→ **DESCRIPTION OF THE TASK**: Reproduce the listing below in its entirety. Change nothing.

→ **RECORDED INFORMATION**:
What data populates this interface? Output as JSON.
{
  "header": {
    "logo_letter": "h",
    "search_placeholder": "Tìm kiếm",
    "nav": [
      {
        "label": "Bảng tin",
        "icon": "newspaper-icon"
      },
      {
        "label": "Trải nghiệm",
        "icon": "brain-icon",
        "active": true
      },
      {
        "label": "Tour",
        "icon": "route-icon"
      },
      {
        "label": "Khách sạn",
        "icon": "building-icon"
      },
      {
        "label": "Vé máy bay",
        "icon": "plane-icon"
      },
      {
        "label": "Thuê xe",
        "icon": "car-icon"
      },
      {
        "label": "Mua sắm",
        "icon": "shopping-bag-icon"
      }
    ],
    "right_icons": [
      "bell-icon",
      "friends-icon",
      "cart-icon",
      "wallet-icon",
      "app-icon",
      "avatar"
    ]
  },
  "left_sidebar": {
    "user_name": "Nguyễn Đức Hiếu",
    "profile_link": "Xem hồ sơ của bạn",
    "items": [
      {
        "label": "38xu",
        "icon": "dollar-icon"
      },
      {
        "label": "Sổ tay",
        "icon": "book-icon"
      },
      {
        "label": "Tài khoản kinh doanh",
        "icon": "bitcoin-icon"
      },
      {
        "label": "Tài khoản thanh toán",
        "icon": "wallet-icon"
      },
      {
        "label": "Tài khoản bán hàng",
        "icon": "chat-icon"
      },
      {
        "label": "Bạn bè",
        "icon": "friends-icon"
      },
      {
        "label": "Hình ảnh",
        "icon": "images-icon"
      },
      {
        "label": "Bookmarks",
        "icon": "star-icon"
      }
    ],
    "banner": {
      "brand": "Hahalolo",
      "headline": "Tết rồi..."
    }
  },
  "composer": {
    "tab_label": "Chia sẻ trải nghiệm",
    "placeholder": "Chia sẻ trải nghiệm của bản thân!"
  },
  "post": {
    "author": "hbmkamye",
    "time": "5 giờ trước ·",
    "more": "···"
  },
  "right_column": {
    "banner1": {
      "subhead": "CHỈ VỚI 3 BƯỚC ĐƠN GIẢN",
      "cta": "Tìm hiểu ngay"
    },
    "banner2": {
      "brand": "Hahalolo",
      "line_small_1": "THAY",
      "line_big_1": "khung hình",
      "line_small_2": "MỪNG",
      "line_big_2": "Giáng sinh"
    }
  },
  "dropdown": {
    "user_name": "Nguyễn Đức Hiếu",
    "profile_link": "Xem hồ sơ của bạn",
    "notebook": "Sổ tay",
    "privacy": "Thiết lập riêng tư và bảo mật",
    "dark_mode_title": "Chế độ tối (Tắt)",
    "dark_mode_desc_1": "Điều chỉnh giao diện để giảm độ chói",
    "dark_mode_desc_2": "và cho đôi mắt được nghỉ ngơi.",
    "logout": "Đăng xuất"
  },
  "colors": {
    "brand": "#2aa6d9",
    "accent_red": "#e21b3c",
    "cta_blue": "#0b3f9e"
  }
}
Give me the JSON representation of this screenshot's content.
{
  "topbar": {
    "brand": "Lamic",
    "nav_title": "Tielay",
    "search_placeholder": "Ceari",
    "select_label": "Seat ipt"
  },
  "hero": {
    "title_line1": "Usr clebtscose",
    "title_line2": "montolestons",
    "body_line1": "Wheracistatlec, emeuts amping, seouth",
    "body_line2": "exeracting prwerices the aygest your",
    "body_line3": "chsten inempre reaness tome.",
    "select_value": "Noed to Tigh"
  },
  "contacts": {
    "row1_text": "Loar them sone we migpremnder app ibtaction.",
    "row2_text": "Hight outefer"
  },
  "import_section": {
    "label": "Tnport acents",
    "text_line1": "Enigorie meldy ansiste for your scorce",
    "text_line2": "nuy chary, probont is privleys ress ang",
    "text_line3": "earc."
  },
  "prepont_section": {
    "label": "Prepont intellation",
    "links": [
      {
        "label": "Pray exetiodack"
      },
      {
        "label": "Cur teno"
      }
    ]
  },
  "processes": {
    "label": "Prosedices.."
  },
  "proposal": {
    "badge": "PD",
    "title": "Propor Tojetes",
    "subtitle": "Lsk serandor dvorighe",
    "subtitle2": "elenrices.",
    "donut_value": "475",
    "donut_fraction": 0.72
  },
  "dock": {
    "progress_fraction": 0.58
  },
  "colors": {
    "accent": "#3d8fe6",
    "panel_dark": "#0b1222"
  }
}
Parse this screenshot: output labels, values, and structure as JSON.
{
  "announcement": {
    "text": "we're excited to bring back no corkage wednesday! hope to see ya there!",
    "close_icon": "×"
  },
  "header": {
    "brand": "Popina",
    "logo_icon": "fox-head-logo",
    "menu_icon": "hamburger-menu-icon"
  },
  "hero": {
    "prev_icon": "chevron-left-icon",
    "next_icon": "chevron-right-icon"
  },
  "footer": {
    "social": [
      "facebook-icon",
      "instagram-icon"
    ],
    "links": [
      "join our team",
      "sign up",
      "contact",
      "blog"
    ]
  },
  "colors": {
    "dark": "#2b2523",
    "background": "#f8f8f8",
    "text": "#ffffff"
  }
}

→ **TASK OUTPUT**:
What data populates this interface? Output as JSON.
{
  "header": {
    "logo_letter": "h",
    "search_placeholder": "Tìm kiếm",
    "nav": [
      {
        "label": "Bảng tin",
        "icon": "newspaper-icon"
      },
      {
        "label": "Trải nghiệm",
        "icon": "brain-icon",
        "active": true
      },
      {
        "label": "Tour",
        "icon": "route-icon"
      },
      {
        "label": "Khách sạn",
        "icon": "building-icon"
      },
      {
        "label": "Vé máy bay",
        "icon": "plane-icon"
      },
      {
        "label": "Thuê xe",
        "icon": "car-icon"
      },
      {
        "label": "Mua sắm",
        "icon": "shopping-bag-icon"
      }
    ],
    "right_icons": [
      "bell-icon",
      "friends-icon",
      "cart-icon",
      "wallet-icon",
      "app-icon",
      "avatar"
    ]
  },
  "left_sidebar": {
    "user_name": "Nguyễn Đức Hiếu",
    "profile_link": "Xem hồ sơ của bạn",
    "items": [
      {
        "label": "38xu",
        "icon": "dollar-icon"
      },
      {
        "label": "Sổ tay",
        "icon": "book-icon"
      },
      {
        "label": "Tài khoản kinh doanh",
        "icon": "bitcoin-icon"
      },
      {
        "label": "Tài khoản thanh toán",
        "icon": "wallet-icon"
      },
      {
        "label": "Tài khoản bán hàng",
        "icon": "chat-icon"
      },
      {
        "label": "Bạn bè",
        "icon": "friends-icon"
      },
      {
        "label": "Hình ảnh",
        "icon": "images-icon"
      },
      {
        "label": "Bookmarks",
        "icon": "star-icon"
      }
    ],
    "banner": {
      "brand": "Hahalolo",
      "headline": "Tết rồi..."
    }
  },
  "composer": {
    "tab_label": "Chia sẻ trải nghiệm",
    "placeholder": "Chia sẻ trải nghiệm của bản thân!"
  },
  "post": {
    "author": "hbmkamye",
    "time": "5 giờ trước ·",
    "more": "···"
  },
  "right_column": {
    "banner1": {
      "subhead": "CHỈ VỚI 3 BƯỚC ĐƠN GIẢN",
      "cta": "Tìm hiểu ngay"
    },
    "banner2": {
      "brand": "Hahalolo",
      "line_small_1": "THAY",
      "line_big_1": "khung hình",
      "line_small_2": "MỪNG",
      "line_big_2": "Giáng sinh"
    }
  },
  "dropdown": {
    "user_name": "Nguyễn Đức Hiếu",
    "profile_link": "Xem hồ sơ của bạn",
    "notebook": "Sổ tay",
    "privacy": "Thiết lập riêng tư và bảo mật",
    "dark_mode_title": "Chế độ tối (Tắt)",
    "dark_mode_desc_1": "Điều chỉnh giao diện để giảm độ chói",
    "dark_mode_desc_2": "và cho đôi mắt được nghỉ ngơi.",
    "logout": "Đăng xuất"
  },
  "colors": {
    "brand": "#2aa6d9",
    "accent_red": "#e21b3c",
    "cta_blue": "#0b3f9e"
  }
}
Give me the JSON representation of this screenshot's content.
{
  "topbar": {
    "brand": "Lamic",
    "nav_title": "Tielay",
    "search_placeholder": "Ceari",
    "select_label": "Seat ipt"
  },
  "hero": {
    "title_line1": "Usr clebtscose",
    "title_line2": "montolestons",
    "body_line1": "Wheracistatlec, emeuts amping, seouth",
    "body_line2": "exeracting prwerices the aygest your",
    "body_line3": "chsten inempre reaness tome.",
    "select_value": "Noed to Tigh"
  },
  "contacts": {
    "row1_text": "Loar them sone we migpremnder app ibtaction.",
    "row2_text": "Hight outefer"
  },
  "import_section": {
    "label": "Tnport acents",
    "text_line1": "Enigorie meldy ansiste for your scorce",
    "text_line2": "nuy chary, probont is privleys ress ang",
    "text_line3": "earc."
  },
  "prepont_section": {
    "label": "Prepont intellation",
    "links": [
      {
        "label": "Pray exetiodack"
      },
      {
        "label": "Cur teno"
      }
    ]
  },
  "processes": {
    "label": "Prosedices.."
  },
  "proposal": {
    "badge": "PD",
    "title": "Propor Tojetes",
    "subtitle": "Lsk serandor dvorighe",
    "subtitle2": "elenrices.",
    "donut_value": "475",
    "donut_fraction": 0.72
  },
  "dock": {
    "progress_fraction": 0.58
  },
  "colors": {
    "accent": "#3d8fe6",
    "panel_dark": "#0b1222"
  }
}
Parse this screenshot: output labels, values, and structure as JSON.
{
  "announcement": {
    "text": "we're excited to bring back no corkage wednesday! hope to see ya there!",
    "close_icon": "×"
  },
  "header": {
    "brand": "Popina",
    "logo_icon": "fox-head-logo",
    "menu_icon": "hamburger-menu-icon"
  },
  "hero": {
    "prev_icon": "chevron-left-icon",
    "next_icon": "chevron-right-icon"
  },
  "footer": {
    "social": [
      "facebook-icon",
      "instagram-icon"
    ],
    "links": [
      "join our team",
      "sign up",
      "contact",
      "blog"
    ]
  },
  "colors": {
    "dark": "#2b2523",
    "background": "#f8f8f8",
    "text": "#ffffff"
  }
}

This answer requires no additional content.